What is needed
The output should consist solely of the line containing "What data populates" and the lines that follow it through the end of the data below.

- - - - -

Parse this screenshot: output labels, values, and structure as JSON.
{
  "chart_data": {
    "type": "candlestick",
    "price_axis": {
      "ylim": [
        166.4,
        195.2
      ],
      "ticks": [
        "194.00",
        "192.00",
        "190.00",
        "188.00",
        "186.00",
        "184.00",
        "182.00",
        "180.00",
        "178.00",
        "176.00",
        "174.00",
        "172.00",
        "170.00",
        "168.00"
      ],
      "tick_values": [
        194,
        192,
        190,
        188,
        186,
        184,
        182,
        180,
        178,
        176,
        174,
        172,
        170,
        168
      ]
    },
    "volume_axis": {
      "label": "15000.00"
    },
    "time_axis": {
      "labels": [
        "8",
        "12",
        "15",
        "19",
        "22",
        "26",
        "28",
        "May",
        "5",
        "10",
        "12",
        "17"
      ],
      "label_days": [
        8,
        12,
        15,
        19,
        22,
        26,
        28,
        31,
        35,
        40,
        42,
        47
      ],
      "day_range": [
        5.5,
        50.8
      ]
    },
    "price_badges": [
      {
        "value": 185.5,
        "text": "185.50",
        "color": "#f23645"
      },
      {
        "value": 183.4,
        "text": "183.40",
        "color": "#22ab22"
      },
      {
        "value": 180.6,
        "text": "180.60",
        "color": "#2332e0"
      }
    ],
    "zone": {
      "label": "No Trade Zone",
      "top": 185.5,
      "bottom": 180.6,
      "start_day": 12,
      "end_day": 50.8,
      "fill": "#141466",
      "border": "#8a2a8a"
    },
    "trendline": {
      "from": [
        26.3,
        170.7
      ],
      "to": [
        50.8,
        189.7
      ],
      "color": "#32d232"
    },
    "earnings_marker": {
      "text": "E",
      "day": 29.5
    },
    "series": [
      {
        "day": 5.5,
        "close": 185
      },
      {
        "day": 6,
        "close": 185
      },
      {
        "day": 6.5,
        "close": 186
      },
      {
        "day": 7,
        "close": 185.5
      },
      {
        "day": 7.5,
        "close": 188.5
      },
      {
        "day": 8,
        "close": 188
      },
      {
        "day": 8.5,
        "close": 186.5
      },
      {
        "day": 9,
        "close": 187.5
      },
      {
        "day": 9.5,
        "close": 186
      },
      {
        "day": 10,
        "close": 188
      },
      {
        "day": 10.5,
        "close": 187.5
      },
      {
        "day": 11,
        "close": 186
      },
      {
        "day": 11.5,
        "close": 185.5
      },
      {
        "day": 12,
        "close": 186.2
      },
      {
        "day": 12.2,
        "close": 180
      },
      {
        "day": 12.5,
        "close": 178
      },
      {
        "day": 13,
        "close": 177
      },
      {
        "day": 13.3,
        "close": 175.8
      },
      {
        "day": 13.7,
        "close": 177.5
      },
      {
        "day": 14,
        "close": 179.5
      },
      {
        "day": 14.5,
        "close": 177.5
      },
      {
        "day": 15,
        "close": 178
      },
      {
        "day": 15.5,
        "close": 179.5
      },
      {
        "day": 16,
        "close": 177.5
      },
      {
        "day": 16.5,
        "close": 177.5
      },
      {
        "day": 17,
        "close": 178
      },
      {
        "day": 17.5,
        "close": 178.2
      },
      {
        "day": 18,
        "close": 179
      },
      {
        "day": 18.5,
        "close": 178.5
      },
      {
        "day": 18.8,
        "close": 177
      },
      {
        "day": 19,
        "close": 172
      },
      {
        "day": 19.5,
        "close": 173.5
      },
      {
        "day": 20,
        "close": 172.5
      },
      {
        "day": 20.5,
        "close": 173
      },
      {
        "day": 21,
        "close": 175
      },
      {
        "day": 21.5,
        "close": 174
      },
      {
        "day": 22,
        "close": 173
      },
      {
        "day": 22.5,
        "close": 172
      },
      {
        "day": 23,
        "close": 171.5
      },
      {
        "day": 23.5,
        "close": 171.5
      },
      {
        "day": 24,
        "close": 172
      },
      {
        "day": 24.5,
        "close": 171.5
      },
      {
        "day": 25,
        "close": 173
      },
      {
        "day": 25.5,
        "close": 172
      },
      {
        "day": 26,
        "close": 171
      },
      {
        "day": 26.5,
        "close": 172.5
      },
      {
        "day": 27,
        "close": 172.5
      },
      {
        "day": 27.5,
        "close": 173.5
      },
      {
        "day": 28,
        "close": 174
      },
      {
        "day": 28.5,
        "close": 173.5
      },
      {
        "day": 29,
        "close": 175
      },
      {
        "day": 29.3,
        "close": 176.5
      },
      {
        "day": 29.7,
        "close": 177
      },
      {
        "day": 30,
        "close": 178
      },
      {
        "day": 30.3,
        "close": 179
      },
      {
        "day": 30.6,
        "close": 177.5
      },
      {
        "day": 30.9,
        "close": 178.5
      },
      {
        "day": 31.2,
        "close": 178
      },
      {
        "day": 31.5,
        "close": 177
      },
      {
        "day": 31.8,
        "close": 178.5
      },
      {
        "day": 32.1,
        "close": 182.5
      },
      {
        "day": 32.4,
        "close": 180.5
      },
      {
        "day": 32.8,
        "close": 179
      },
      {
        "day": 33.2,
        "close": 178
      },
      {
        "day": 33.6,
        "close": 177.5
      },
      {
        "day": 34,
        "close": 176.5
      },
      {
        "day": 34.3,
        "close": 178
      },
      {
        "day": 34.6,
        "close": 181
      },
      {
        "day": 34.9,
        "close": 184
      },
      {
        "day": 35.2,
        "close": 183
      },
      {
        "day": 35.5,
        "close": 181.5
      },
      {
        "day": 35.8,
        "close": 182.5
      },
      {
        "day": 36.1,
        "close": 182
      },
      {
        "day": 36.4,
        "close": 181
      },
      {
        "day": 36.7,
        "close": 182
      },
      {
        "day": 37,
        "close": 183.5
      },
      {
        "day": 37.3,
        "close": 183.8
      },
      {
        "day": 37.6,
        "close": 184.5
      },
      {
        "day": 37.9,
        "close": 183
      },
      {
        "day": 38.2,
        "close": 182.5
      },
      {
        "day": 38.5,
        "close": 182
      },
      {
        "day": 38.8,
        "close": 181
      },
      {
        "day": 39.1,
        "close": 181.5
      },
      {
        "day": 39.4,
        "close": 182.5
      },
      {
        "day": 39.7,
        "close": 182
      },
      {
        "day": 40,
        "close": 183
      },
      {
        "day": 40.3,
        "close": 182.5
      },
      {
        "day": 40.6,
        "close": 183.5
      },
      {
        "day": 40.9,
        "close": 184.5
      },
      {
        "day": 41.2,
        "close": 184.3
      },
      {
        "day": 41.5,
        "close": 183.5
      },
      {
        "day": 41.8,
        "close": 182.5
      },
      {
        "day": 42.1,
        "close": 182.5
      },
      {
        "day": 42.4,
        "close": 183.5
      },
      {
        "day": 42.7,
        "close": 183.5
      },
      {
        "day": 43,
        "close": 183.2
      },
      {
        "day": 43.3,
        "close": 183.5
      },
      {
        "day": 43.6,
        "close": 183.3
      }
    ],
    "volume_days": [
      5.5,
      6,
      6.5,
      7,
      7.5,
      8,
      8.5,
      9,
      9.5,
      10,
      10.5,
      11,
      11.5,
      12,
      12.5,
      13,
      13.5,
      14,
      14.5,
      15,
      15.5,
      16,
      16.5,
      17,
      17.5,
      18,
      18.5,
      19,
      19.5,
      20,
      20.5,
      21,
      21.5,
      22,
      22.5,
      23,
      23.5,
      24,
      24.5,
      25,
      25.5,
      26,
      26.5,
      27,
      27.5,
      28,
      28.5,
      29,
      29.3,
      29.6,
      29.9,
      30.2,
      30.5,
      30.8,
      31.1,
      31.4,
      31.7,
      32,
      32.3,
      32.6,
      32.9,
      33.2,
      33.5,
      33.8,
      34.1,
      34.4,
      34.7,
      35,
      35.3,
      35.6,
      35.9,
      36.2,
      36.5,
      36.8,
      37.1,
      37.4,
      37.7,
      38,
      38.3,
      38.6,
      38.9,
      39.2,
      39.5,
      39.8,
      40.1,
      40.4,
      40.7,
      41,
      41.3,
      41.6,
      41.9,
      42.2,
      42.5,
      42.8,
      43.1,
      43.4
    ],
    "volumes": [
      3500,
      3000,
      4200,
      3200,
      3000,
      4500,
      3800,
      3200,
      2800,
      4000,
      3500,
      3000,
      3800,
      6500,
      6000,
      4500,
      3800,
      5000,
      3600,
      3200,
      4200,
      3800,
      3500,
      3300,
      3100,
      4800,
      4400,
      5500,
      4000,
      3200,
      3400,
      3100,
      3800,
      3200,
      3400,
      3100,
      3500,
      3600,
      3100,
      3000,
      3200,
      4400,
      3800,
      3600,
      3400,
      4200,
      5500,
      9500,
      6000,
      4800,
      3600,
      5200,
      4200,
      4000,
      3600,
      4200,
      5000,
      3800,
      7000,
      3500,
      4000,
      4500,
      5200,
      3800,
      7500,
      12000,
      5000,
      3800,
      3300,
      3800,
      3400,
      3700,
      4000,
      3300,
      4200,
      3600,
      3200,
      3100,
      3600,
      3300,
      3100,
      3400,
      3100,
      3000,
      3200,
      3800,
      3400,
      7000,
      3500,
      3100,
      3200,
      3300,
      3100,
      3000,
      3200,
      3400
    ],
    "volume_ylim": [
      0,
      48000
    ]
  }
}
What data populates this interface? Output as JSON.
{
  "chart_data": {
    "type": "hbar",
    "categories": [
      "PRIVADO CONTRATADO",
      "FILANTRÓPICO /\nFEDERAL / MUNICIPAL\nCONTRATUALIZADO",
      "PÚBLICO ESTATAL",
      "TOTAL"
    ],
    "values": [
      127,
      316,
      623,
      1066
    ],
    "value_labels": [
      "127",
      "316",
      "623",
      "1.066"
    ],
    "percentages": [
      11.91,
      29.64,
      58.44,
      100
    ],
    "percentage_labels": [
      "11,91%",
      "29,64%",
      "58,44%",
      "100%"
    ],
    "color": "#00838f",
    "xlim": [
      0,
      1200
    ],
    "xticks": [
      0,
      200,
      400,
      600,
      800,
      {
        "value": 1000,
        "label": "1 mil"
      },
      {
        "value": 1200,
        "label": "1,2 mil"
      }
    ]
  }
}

- - - - -

Problem solution
What data populates this interface? Output as JSON.
{
  "chart_data": {
    "type": "hbar",
    "categories": [
      "PRIVADO CONTRATADO",
      "FILANTRÓPICO /\nFEDERAL / MUNICIPAL\nCONTRATUALIZADO",
      "PÚBLICO ESTATAL",
      "TOTAL"
    ],
    "values": [
      127,
      316,
      623,
      1066
    ],
    "value_labels": [
      "127",
      "316",
      "623",
      "1.066"
    ],
    "percentages": [
      11.91,
      29.64,
      58.44,
      100
    ],
    "percentage_labels": [
      "11,91%",
      "29,64%",
      "58,44%",
      "100%"
    ],
    "color": "#00838f",
    "xlim": [
      0,
      1200
    ],
    "xticks": [
      0,
      200,
      400,
      600,
      800,
      {
        "value": 1000,
        "label": "1 mil"
      },
      {
        "value": 1200,
        "label": "1,2 mil"
      }
    ]
  }
}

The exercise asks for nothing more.